◆ **Raw data**:
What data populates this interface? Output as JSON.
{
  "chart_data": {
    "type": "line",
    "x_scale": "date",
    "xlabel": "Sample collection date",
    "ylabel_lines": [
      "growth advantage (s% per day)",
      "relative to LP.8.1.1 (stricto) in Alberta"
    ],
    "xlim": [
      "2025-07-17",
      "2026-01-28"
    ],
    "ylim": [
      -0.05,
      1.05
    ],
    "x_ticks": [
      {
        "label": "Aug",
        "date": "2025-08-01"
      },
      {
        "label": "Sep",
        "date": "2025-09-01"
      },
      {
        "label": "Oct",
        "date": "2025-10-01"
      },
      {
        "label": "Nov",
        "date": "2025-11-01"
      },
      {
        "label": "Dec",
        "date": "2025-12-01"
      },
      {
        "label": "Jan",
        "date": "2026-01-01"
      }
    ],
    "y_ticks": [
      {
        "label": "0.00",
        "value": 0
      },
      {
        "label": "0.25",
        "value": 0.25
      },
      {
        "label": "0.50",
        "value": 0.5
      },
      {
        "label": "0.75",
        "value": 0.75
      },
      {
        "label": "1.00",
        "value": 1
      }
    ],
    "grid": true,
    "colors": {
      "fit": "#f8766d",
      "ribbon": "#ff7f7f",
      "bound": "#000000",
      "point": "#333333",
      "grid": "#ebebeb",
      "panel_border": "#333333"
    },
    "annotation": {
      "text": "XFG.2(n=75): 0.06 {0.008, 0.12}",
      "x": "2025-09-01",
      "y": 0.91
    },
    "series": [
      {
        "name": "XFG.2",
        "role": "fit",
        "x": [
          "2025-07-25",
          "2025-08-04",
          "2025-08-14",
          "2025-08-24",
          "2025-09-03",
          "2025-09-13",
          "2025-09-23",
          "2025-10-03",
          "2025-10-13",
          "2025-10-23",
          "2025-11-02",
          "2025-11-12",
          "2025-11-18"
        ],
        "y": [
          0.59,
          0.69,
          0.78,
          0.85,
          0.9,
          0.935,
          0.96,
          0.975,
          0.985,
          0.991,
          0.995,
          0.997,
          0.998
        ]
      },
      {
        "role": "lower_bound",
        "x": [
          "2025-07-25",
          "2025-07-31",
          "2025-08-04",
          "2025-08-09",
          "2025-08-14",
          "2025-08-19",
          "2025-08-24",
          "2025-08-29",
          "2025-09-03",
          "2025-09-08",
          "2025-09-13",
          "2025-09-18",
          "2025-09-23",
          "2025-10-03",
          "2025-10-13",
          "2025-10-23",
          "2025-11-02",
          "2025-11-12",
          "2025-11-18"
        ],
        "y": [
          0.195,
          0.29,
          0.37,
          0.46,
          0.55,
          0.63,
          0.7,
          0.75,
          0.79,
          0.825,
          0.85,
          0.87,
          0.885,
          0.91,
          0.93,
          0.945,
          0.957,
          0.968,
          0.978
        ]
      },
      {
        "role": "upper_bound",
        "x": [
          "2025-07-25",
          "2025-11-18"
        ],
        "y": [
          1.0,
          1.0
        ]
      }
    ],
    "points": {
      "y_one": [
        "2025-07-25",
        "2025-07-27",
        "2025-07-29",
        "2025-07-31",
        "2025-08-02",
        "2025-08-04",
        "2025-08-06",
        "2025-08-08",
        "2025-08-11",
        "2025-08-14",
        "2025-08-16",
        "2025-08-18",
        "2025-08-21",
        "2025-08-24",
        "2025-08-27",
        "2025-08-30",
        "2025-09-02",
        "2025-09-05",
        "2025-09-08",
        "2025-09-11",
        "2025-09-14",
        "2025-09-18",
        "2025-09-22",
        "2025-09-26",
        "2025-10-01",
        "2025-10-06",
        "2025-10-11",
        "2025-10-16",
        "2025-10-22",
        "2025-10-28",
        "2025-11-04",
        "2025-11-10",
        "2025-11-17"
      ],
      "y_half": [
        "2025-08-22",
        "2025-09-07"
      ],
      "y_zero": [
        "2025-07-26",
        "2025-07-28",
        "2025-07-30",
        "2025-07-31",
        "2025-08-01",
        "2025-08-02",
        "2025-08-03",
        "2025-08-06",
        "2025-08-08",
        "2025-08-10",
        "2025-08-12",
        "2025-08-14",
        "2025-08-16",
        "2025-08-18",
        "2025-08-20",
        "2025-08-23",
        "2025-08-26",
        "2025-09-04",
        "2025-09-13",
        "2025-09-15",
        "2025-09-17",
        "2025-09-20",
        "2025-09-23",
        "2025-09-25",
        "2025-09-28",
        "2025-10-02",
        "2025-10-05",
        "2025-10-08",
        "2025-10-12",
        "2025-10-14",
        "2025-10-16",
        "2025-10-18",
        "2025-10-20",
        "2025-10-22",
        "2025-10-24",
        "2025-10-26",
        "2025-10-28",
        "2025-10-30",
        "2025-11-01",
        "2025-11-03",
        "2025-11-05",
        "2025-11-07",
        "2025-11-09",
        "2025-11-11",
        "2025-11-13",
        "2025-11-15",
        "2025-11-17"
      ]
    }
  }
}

◆ **Task to carry out**: Gather each line from the entries above that includes the word "role".

◆ **Expected output**:
        "role": "fit",
        "role": "lower_bound",
        "role": "upper_bound",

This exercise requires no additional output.